> _Recorded data_
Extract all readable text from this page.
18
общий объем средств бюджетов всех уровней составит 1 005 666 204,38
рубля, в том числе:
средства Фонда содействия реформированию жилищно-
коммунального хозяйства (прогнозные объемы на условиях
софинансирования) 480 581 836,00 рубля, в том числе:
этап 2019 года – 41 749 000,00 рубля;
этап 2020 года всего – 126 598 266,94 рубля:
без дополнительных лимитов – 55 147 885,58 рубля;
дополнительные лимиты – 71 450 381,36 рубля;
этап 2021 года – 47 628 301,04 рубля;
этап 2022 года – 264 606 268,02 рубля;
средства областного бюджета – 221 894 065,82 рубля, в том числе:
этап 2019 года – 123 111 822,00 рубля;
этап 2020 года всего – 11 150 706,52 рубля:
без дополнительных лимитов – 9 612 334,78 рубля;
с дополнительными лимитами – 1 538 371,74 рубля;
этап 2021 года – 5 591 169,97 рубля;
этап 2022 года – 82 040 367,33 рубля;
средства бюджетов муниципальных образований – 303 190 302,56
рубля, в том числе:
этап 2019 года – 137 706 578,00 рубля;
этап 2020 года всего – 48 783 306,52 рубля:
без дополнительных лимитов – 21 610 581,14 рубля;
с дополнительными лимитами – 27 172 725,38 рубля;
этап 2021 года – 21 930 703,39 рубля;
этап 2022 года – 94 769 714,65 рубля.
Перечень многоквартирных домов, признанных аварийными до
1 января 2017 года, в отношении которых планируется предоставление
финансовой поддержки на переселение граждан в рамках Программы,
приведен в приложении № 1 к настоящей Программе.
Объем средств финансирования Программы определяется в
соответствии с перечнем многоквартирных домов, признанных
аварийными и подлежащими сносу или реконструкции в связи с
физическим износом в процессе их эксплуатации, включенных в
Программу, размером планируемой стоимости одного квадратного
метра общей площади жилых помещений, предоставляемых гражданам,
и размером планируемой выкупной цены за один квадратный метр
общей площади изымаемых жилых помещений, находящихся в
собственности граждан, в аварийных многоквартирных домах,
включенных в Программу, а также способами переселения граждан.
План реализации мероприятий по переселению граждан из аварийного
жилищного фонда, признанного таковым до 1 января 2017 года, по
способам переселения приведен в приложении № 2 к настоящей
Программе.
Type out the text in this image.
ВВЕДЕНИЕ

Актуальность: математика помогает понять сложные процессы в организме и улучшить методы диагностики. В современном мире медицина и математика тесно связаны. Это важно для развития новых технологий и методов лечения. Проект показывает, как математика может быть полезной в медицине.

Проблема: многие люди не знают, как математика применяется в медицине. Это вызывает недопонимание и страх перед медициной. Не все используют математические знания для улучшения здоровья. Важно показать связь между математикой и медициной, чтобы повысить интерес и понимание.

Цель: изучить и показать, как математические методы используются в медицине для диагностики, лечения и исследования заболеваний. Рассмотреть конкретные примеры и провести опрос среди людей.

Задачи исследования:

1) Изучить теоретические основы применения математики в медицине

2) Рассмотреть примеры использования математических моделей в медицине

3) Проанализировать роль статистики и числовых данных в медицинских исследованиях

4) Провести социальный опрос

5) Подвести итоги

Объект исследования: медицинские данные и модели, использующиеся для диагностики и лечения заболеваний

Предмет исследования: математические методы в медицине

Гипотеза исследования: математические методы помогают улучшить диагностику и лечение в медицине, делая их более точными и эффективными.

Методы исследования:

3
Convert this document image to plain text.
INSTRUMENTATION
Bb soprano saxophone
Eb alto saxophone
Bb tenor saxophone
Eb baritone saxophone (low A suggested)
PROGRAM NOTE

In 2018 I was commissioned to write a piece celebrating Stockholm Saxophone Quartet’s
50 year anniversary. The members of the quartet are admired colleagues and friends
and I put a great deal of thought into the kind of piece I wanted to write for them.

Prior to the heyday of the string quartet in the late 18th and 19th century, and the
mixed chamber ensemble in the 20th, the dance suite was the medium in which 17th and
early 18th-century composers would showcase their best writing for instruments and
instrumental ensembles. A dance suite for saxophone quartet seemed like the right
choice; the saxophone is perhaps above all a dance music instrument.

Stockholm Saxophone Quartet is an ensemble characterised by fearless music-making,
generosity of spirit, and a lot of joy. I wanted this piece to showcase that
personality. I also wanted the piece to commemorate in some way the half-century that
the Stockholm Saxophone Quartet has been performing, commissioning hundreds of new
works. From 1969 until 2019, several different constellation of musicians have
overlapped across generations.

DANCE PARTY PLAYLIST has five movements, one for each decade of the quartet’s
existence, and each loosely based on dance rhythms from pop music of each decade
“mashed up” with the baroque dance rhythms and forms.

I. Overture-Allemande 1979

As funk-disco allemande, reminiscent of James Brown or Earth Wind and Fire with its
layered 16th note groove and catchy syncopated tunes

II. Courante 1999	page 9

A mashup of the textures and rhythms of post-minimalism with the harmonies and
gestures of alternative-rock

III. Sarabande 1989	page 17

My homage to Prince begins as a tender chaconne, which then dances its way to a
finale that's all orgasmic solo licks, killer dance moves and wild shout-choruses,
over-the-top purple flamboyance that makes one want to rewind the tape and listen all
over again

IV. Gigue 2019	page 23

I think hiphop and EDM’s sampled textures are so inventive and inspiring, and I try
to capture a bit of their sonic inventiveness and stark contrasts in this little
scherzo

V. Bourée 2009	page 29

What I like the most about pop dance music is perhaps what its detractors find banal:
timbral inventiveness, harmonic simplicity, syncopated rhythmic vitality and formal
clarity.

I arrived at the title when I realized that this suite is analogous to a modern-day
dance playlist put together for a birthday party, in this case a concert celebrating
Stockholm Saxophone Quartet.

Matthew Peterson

> _Stated task_
Without leaving anything out, quote all the data.

> _Expected answer_
Extract all readable text from this page.
18
общий объем средств бюджетов всех уровней составит 1 005 666 204,38
рубля, в том числе:
средства Фонда содействия реформированию жилищно-
коммунального хозяйства (прогнозные объемы на условиях
софинансирования) 480 581 836,00 рубля, в том числе:
этап 2019 года – 41 749 000,00 рубля;
этап 2020 года всего – 126 598 266,94 рубля:
без дополнительных лимитов – 55 147 885,58 рубля;
дополнительные лимиты – 71 450 381,36 рубля;
этап 2021 года – 47 628 301,04 рубля;
этап 2022 года – 264 606 268,02 рубля;
средства областного бюджета – 221 894 065,82 рубля, в том числе:
этап 2019 года – 123 111 822,00 рубля;
этап 2020 года всего – 11 150 706,52 рубля:
без дополнительных лимитов – 9 612 334,78 рубля;
с дополнительными лимитами – 1 538 371,74 рубля;
этап 2021 года – 5 591 169,97 рубля;
этап 2022 года – 82 040 367,33 рубля;
средства бюджетов муниципальных образований – 303 190 302,56
рубля, в том числе:
этап 2019 года – 137 706 578,00 рубля;
этап 2020 года всего – 48 783 306,52 рубля:
без дополнительных лимитов – 21 610 581,14 рубля;
с дополнительными лимитами – 27 172 725,38 рубля;
этап 2021 года – 21 930 703,39 рубля;
этап 2022 года – 94 769 714,65 рубля.
Перечень многоквартирных домов, признанных аварийными до
1 января 2017 года, в отношении которых планируется предоставление
финансовой поддержки на переселение граждан в рамках Программы,
приведен в приложении № 1 к настоящей Программе.
Объем средств финансирования Программы определяется в
соответствии с перечнем многоквартирных домов, признанных
аварийными и подлежащими сносу или реконструкции в связи с
физическим износом в процессе их эксплуатации, включенных в
Программу, размером планируемой стоимости одного квадратного
метра общей площади жилых помещений, предоставляемых гражданам,
и размером планируемой выкупной цены за один квадратный метр
общей площади изымаемых жилых помещений, находящихся в
собственности граждан, в аварийных многоквартирных домах,
включенных в Программу, а также способами переселения граждан.
План реализации мероприятий по переселению граждан из аварийного
жилищного фонда, признанного таковым до 1 января 2017 года, по
способам переселения приведен в приложении № 2 к настоящей
Программе.
Type out the text in this image.
ВВЕДЕНИЕ

Актуальность: математика помогает понять сложные процессы в организме и улучшить методы диагностики. В современном мире медицина и математика тесно связаны. Это важно для развития новых технологий и методов лечения. Проект показывает, как математика может быть полезной в медицине.

Проблема: многие люди не знают, как математика применяется в медицине. Это вызывает недопонимание и страх перед медициной. Не все используют математические знания для улучшения здоровья. Важно показать связь между математикой и медициной, чтобы повысить интерес и понимание.

Цель: изучить и показать, как математические методы используются в медицине для диагностики, лечения и исследования заболеваний. Рассмотреть конкретные примеры и провести опрос среди людей.

Задачи исследования:

1) Изучить теоретические основы применения математики в медицине

2) Рассмотреть примеры использования математических моделей в медицине

3) Проанализировать роль статистики и числовых данных в медицинских исследованиях

4) Провести социальный опрос

5) Подвести итоги

Объект исследования: медицинские данные и модели, использующиеся для диагностики и лечения заболеваний

Предмет исследования: математические методы в медицине

Гипотеза исследования: математические методы помогают улучшить диагностику и лечение в медицине, делая их более точными и эффективными.

Методы исследования:

3
Convert this document image to plain text.
INSTRUMENTATION
Bb soprano saxophone
Eb alto saxophone
Bb tenor saxophone
Eb baritone saxophone (low A suggested)
PROGRAM NOTE

In 2018 I was commissioned to write a piece celebrating Stockholm Saxophone Quartet’s
50 year anniversary. The members of the quartet are admired colleagues and friends
and I put a great deal of thought into the kind of piece I wanted to write for them.

Prior to the heyday of the string quartet in the late 18th and 19th century, and the
mixed chamber ensemble in the 20th, the dance suite was the medium in which 17th and
early 18th-century composers would showcase their best writing for instruments and
instrumental ensembles. A dance suite for saxophone quartet seemed like the right
choice; the saxophone is perhaps above all a dance music instrument.

Stockholm Saxophone Quartet is an ensemble characterised by fearless music-making,
generosity of spirit, and a lot of joy. I wanted this piece to showcase that
personality. I also wanted the piece to commemorate in some way the half-century that
the Stockholm Saxophone Quartet has been performing, commissioning hundreds of new
works. From 1969 until 2019, several different constellation of musicians have
overlapped across generations.

DANCE PARTY PLAYLIST has five movements, one for each decade of the quartet’s
existence, and each loosely based on dance rhythms from pop music of each decade
“mashed up” with the baroque dance rhythms and forms.

I. Overture-Allemande 1979

As funk-disco allemande, reminiscent of James Brown or Earth Wind and Fire with its
layered 16th note groove and catchy syncopated tunes

II. Courante 1999	page 9

A mashup of the textures and rhythms of post-minimalism with the harmonies and
gestures of alternative-rock

III. Sarabande 1989	page 17

My homage to Prince begins as a tender chaconne, which then dances its way to a
finale that's all orgasmic solo licks, killer dance moves and wild shout-choruses,
over-the-top purple flamboyance that makes one want to rewind the tape and listen all
over again

IV. Gigue 2019	page 23

I think hiphop and EDM’s sampled textures are so inventive and inspiring, and I try
to capture a bit of their sonic inventiveness and stark contrasts in this little
scherzo

V. Bourée 2009	page 29

What I like the most about pop dance music is perhaps what its detractors find banal:
timbral inventiveness, harmonic simplicity, syncopated rhythmic vitality and formal
clarity.

I arrived at the title when I realized that this suite is analogous to a modern-day
dance playlist put together for a birthday party, in this case a concert celebrating
Stockholm Saxophone Quartet.

Matthew Peterson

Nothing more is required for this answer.